Output each entry exactly; skip nothing.

.....

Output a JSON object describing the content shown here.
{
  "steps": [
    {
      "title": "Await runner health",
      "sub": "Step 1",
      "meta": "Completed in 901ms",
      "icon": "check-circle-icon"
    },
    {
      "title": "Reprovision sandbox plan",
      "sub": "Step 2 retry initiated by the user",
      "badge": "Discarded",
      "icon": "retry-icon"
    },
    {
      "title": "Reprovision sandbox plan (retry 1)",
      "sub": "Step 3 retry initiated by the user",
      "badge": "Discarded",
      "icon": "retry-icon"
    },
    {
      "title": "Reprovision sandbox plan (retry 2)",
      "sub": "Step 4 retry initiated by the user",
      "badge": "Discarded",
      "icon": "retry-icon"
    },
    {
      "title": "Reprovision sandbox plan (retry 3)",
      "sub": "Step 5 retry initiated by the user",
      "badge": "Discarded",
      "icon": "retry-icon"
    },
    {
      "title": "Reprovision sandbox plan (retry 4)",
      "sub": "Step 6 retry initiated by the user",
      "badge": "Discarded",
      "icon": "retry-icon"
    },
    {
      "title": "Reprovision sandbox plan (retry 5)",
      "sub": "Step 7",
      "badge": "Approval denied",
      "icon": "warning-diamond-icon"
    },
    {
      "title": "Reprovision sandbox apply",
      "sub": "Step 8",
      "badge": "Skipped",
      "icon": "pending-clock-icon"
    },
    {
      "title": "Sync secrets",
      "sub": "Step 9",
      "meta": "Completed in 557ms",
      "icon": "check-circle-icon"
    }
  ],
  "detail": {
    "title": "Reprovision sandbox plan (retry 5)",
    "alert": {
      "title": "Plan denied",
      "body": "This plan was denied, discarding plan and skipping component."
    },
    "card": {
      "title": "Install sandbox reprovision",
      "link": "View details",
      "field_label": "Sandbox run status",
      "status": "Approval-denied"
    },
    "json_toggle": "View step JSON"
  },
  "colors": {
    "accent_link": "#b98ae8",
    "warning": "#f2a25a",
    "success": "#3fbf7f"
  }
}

.....

Answer to this problem —
Output a JSON object describing the content shown here.
{
  "steps": [
    {
      "title": "Await runner health",
      "sub": "Step 1",
      "meta": "Completed in 901ms",
      "icon": "check-circle-icon"
    },
    {
      "title": "Reprovision sandbox plan",
      "sub": "Step 2 retry initiated by the user",
      "badge": "Discarded",
      "icon": "retry-icon"
    },
    {
      "title": "Reprovision sandbox plan (retry 1)",
      "sub": "Step 3 retry initiated by the user",
      "badge": "Discarded",
      "icon": "retry-icon"
    },
    {
      "title": "Reprovision sandbox plan (retry 2)",
      "sub": "Step 4 retry initiated by the user",
      "badge": "Discarded",
      "icon": "retry-icon"
    },
    {
      "title": "Reprovision sandbox plan (retry 3)",
      "sub": "Step 5 retry initiated by the user",
      "badge": "Discarded",
      "icon": "retry-icon"
    },
    {
      "title": "Reprovision sandbox plan (retry 4)",
      "sub": "Step 6 retry initiated by the user",
      "badge": "Discarded",
      "icon": "retry-icon"
    },
    {
      "title": "Reprovision sandbox plan (retry 5)",
      "sub": "Step 7",
      "badge": "Approval denied",
      "icon": "warning-diamond-icon"
    },
    {
      "title": "Reprovision sandbox apply",
      "sub": "Step 8",
      "badge": "Skipped",
      "icon": "pending-clock-icon"
    },
    {
      "title": "Sync secrets",
      "sub": "Step 9",
      "meta": "Completed in 557ms",
      "icon": "check-circle-icon"
    }
  ],
  "detail": {
    "title": "Reprovision sandbox plan (retry 5)",
    "alert": {
      "title": "Plan denied",
      "body": "This plan was denied, discarding plan and skipping component."
    },
    "card": {
      "title": "Install sandbox reprovision",
      "link": "View details",
      "field_label": "Sandbox run status",
      "status": "Approval-denied"
    },
    "json_toggle": "View step JSON"
  },
  "colors": {
    "accent_link": "#b98ae8",
    "warning": "#f2a25a",
    "success": "#3fbf7f"
  }
}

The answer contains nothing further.